Repeat the listing word for word. No pictures belong in the copy.

■ ■ ■ ■ ■

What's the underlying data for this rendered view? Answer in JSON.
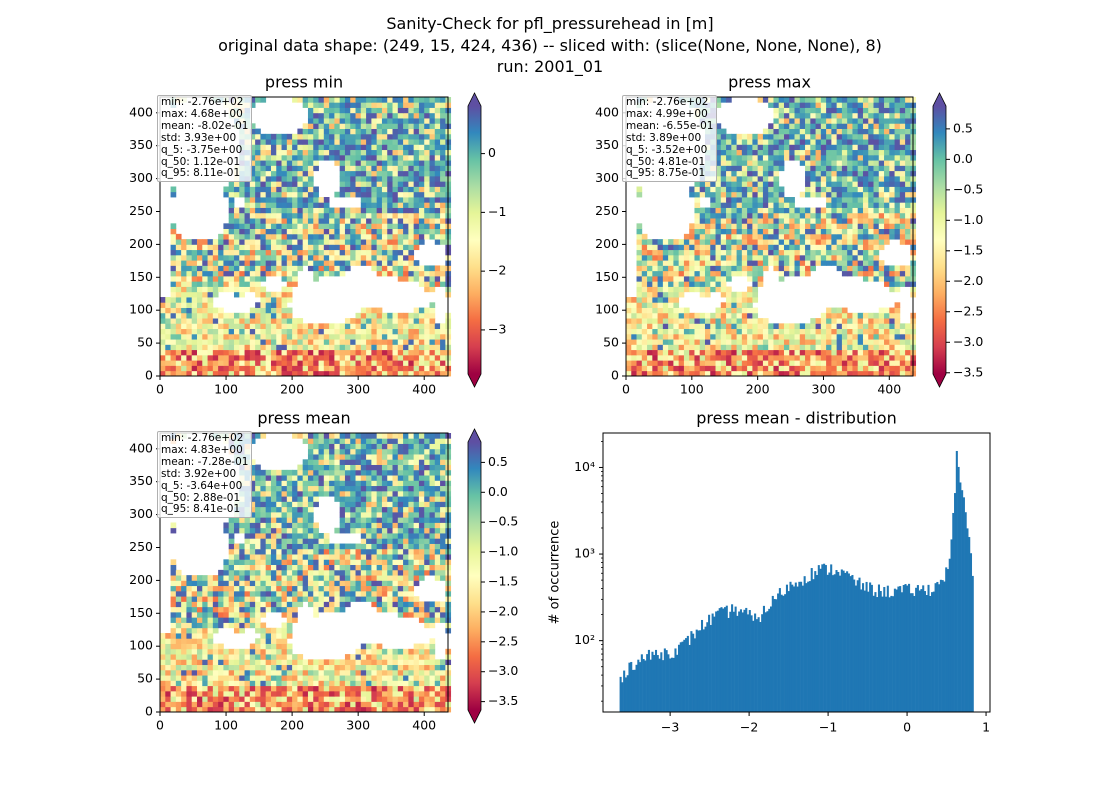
{
  "figure": {
    "title_lines": [
      "Sanity-Check for pfl_pressurehead in [m]",
      "original data shape: (249, 15, 424, 436) -- sliced with: (slice(None, None, None), 8)",
      "run: 2001_01"
    ]
  },
  "colormap": [
    "#9e0142",
    "#d53e4f",
    "#f46d43",
    "#fdae61",
    "#fee08b",
    "#ffffbf",
    "#e6f598",
    "#abdda4",
    "#66c2a5",
    "#3288bd",
    "#5e4fa2"
  ],
  "chart_data": [
    {
      "type": "heatmap",
      "title": "press min",
      "x_ticks": [
        0,
        100,
        200,
        300,
        400
      ],
      "y_ticks": [
        0,
        50,
        100,
        150,
        200,
        250,
        300,
        350,
        400
      ],
      "xlim": [
        0,
        436
      ],
      "ylim": [
        0,
        424
      ],
      "colorbar": {
        "ticks": [
          0,
          -1,
          -2,
          -3
        ],
        "tick_labels": [
          "0",
          "−1",
          "−2",
          "−3"
        ],
        "range": [
          -3.75,
          0.81
        ]
      },
      "stats": [
        "min: -2.76e+02",
        "max: 4.68e+00",
        "mean: -8.02e-01",
        "std: 3.93e+00",
        "q_5: -3.75e+00",
        "q_50: 1.12e-01",
        "q_95: 8.11e-01"
      ]
    },
    {
      "type": "heatmap",
      "title": "press max",
      "x_ticks": [
        0,
        100,
        200,
        300,
        400
      ],
      "y_ticks": [
        0,
        50,
        100,
        150,
        200,
        250,
        300,
        350,
        400
      ],
      "xlim": [
        0,
        436
      ],
      "ylim": [
        0,
        424
      ],
      "colorbar": {
        "ticks": [
          0.5,
          0.0,
          -0.5,
          -1.0,
          -1.5,
          -2.0,
          -2.5,
          -3.0,
          -3.5
        ],
        "tick_labels": [
          "0.5",
          "0.0",
          "−0.5",
          "−1.0",
          "−1.5",
          "−2.0",
          "−2.5",
          "−3.0",
          "−3.5"
        ],
        "range": [
          -3.52,
          0.875
        ]
      },
      "stats": [
        "min: -2.76e+02",
        "max: 4.99e+00",
        "mean: -6.55e-01",
        "std: 3.89e+00",
        "q_5: -3.52e+00",
        "q_50: 4.81e-01",
        "q_95: 8.75e-01"
      ]
    },
    {
      "type": "heatmap",
      "title": "press mean",
      "x_ticks": [
        0,
        100,
        200,
        300,
        400
      ],
      "y_ticks": [
        0,
        50,
        100,
        150,
        200,
        250,
        300,
        350,
        400
      ],
      "xlim": [
        0,
        436
      ],
      "ylim": [
        0,
        424
      ],
      "colorbar": {
        "ticks": [
          0.5,
          0.0,
          -0.5,
          -1.0,
          -1.5,
          -2.0,
          -2.5,
          -3.0,
          -3.5
        ],
        "tick_labels": [
          "0.5",
          "0.0",
          "−0.5",
          "−1.0",
          "−1.5",
          "−2.0",
          "−2.5",
          "−3.0",
          "−3.5"
        ],
        "range": [
          -3.64,
          0.841
        ]
      },
      "stats": [
        "min: -2.76e+02",
        "max: 4.83e+00",
        "mean: -7.28e-01",
        "std: 3.92e+00",
        "q_5: -3.64e+00",
        "q_50: 2.88e-01",
        "q_95: 8.41e-01"
      ]
    },
    {
      "type": "bar",
      "title": "press mean - distribution",
      "ylabel": "# of occurrence",
      "yscale": "log",
      "xlim": [
        -3.85,
        1.05
      ],
      "ylim": [
        15,
        25000
      ],
      "x_ticks": [
        -3,
        -2,
        -1,
        0,
        1
      ],
      "x_tick_labels": [
        "−3",
        "−2",
        "−1",
        "0",
        "1"
      ],
      "y_ticks": [
        100,
        1000,
        10000
      ],
      "y_tick_labels": [
        "10²",
        "10³",
        "10⁴"
      ],
      "bar_color": "#1f77b4",
      "bin_range": [
        -3.64,
        0.841
      ],
      "bin_count": 200,
      "profile": [
        [
          -3.64,
          30
        ],
        [
          -3.6,
          42
        ],
        [
          -3.5,
          52
        ],
        [
          -3.4,
          60
        ],
        [
          -3.3,
          65
        ],
        [
          -3.2,
          70
        ],
        [
          -3.1,
          72
        ],
        [
          -3.0,
          75
        ],
        [
          -2.9,
          80
        ],
        [
          -2.8,
          95
        ],
        [
          -2.7,
          120
        ],
        [
          -2.6,
          150
        ],
        [
          -2.5,
          175
        ],
        [
          -2.4,
          200
        ],
        [
          -2.3,
          215
        ],
        [
          -2.2,
          230
        ],
        [
          -2.1,
          225
        ],
        [
          -2.0,
          200
        ],
        [
          -1.95,
          170
        ],
        [
          -1.9,
          180
        ],
        [
          -1.8,
          225
        ],
        [
          -1.7,
          290
        ],
        [
          -1.6,
          360
        ],
        [
          -1.5,
          420
        ],
        [
          -1.4,
          470
        ],
        [
          -1.3,
          540
        ],
        [
          -1.2,
          610
        ],
        [
          -1.1,
          660
        ],
        [
          -1.0,
          680
        ],
        [
          -0.9,
          660
        ],
        [
          -0.8,
          600
        ],
        [
          -0.7,
          520
        ],
        [
          -0.6,
          450
        ],
        [
          -0.5,
          410
        ],
        [
          -0.4,
          385
        ],
        [
          -0.3,
          375
        ],
        [
          -0.2,
          375
        ],
        [
          -0.1,
          380
        ],
        [
          0.0,
          385
        ],
        [
          0.1,
          385
        ],
        [
          0.2,
          390
        ],
        [
          0.3,
          400
        ],
        [
          0.4,
          450
        ],
        [
          0.5,
          620
        ],
        [
          0.55,
          1200
        ],
        [
          0.6,
          3800
        ],
        [
          0.63,
          17000
        ],
        [
          0.66,
          8000
        ],
        [
          0.7,
          5000
        ],
        [
          0.74,
          3200
        ],
        [
          0.78,
          1500
        ],
        [
          0.82,
          700
        ],
        [
          0.841,
          520
        ]
      ]
    }
  ]
}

■ ■ ■ ■ ■

### Answer to the exercise
What's the underlying data for this rendered view? Answer in JSON.
{
  "figure": {
    "title_lines": [
      "Sanity-Check for pfl_pressurehead in [m]",
      "original data shape: (249, 15, 424, 436) -- sliced with: (slice(None, None, None), 8)",
      "run: 2001_01"
    ]
  },
  "colormap": [
    "#9e0142",
    "#d53e4f",
    "#f46d43",
    "#fdae61",
    "#fee08b",
    "#ffffbf",
    "#e6f598",
    "#abdda4",
    "#66c2a5",
    "#3288bd",
    "#5e4fa2"
  ],
  "chart_data": [
    {
      "type": "heatmap",
      "title": "press min",
      "x_ticks": [
        0,
        100,
        200,
        300,
        400
      ],
      "y_ticks": [
        0,
        50,
        100,
        150,
        200,
        250,
        300,
        350,
        400
      ],
      "xlim": [
        0,
        436
      ],
      "ylim": [
        0,
        424
      ],
      "colorbar": {
        "ticks": [
          0,
          -1,
          -2,
          -3
        ],
        "tick_labels": [
          "0",
          "−1",
          "−2",
          "−3"
        ],
        "range": [
          -3.75,
          0.81
        ]
      },
      "stats": [
        "min: -2.76e+02",
        "max: 4.68e+00",
        "mean: -8.02e-01",
        "std: 3.93e+00",
        "q_5: -3.75e+00",
        "q_50: 1.12e-01",
        "q_95: 8.11e-01"
      ]
    },
    {
      "type": "heatmap",
      "title": "press max",
      "x_ticks": [
        0,
        100,
        200,
        300,
        400
      ],
      "y_ticks": [
        0,
        50,
        100,
        150,
        200,
        250,
        300,
        350,
        400
      ],
      "xlim": [
        0,
        436
      ],
      "ylim": [
        0,
        424
      ],
      "colorbar": {
        "ticks": [
          0.5,
          0.0,
          -0.5,
          -1.0,
          -1.5,
          -2.0,
          -2.5,
          -3.0,
          -3.5
        ],
        "tick_labels": [
          "0.5",
          "0.0",
          "−0.5",
          "−1.0",
          "−1.5",
          "−2.0",
          "−2.5",
          "−3.0",
          "−3.5"
        ],
        "range": [
          -3.52,
          0.875
        ]
      },
      "stats": [
        "min: -2.76e+02",
        "max: 4.99e+00",
        "mean: -6.55e-01",
        "std: 3.89e+00",
        "q_5: -3.52e+00",
        "q_50: 4.81e-01",
        "q_95: 8.75e-01"
      ]
    },
    {
      "type": "heatmap",
      "title": "press mean",
      "x_ticks": [
        0,
        100,
        200,
        300,
        400
      ],
      "y_ticks": [
        0,
        50,
        100,
        150,
        200,
        250,
        300,
        350,
        400
      ],
      "xlim": [
        0,
        436
      ],
      "ylim": [
        0,
        424
      ],
      "colorbar": {
        "ticks": [
          0.5,
          0.0,
          -0.5,
          -1.0,
          -1.5,
          -2.0,
          -2.5,
          -3.0,
          -3.5
        ],
        "tick_labels": [
          "0.5",
          "0.0",
          "−0.5",
          "−1.0",
          "−1.5",
          "−2.0",
          "−2.5",
          "−3.0",
          "−3.5"
        ],
        "range": [
          -3.64,
          0.841
        ]
      },
      "stats": [
        "min: -2.76e+02",
        "max: 4.83e+00",
        "mean: -7.28e-01",
        "std: 3.92e+00",
        "q_5: -3.64e+00",
        "q_50: 2.88e-01",
        "q_95: 8.41e-01"
      ]
    },
    {
      "type": "bar",
      "title": "press mean - distribution",
      "ylabel": "# of occurrence",
      "yscale": "log",
      "xlim": [
        -3.85,
        1.05
      ],
      "ylim": [
        15,
        25000
      ],
      "x_ticks": [
        -3,
        -2,
        -1,
        0,
        1
      ],
      "x_tick_labels": [
        "−3",
        "−2",
        "−1",
        "0",
        "1"
      ],
      "y_ticks": [
        100,
        1000,
        10000
      ],
      "y_tick_labels": [
        "10²",
        "10³",
        "10⁴"
      ],
      "bar_color": "#1f77b4",
      "bin_range": [
        -3.64,
        0.841
      ],
      "bin_count": 200,
      "profile": [
        [
          -3.64,
          30
        ],
        [
          -3.6,
          42
        ],
        [
          -3.5,
          52
        ],
        [
          -3.4,
          60
        ],
        [
          -3.3,
          65
        ],
        [
          -3.2,
          70
        ],
        [
          -3.1,
          72
        ],
        [
          -3.0,
          75
        ],
        [
          -2.9,
          80
        ],
        [
          -2.8,
          95
        ],
        [
          -2.7,
          120
        ],
        [
          -2.6,
          150
        ],
        [
          -2.5,
          175
        ],
        [
          -2.4,
          200
        ],
        [
          -2.3,
          215
        ],
        [
          -2.2,
          230
        ],
        [
          -2.1,
          225
        ],
        [
          -2.0,
          200
        ],
        [
          -1.95,
          170
        ],
        [
          -1.9,
          180
        ],
        [
          -1.8,
          225
        ],
        [
          -1.7,
          290
        ],
        [
          -1.6,
          360
        ],
        [
          -1.5,
          420
        ],
        [
          -1.4,
          470
        ],
        [
          -1.3,
          540
        ],
        [
          -1.2,
          610
        ],
        [
          -1.1,
          660
        ],
        [
          -1.0,
          680
        ],
        [
          -0.9,
          660
        ],
        [
          -0.8,
          600
        ],
        [
          -0.7,
          520
        ],
        [
          -0.6,
          450
        ],
        [
          -0.5,
          410
        ],
        [
          -0.4,
          385
        ],
        [
          -0.3,
          375
        ],
        [
          -0.2,
          375
        ],
        [
          -0.1,
          380
        ],
        [
          0.0,
          385
        ],
        [
          0.1,
          385
        ],
        [
          0.2,
          390
        ],
        [
          0.3,
          400
        ],
        [
          0.4,
          450
        ],
        [
          0.5,
          620
        ],
        [
          0.55,
          1200
        ],
        [
          0.6,
          3800
        ],
        [
          0.63,
          17000
        ],
        [
          0.66,
          8000
        ],
        [
          0.7,
          5000
        ],
        [
          0.74,
          3200
        ],
        [
          0.78,
          1500
        ],
        [
          0.82,
          700
        ],
        [
          0.841,
          520
        ]
      ]
    }
  ]
}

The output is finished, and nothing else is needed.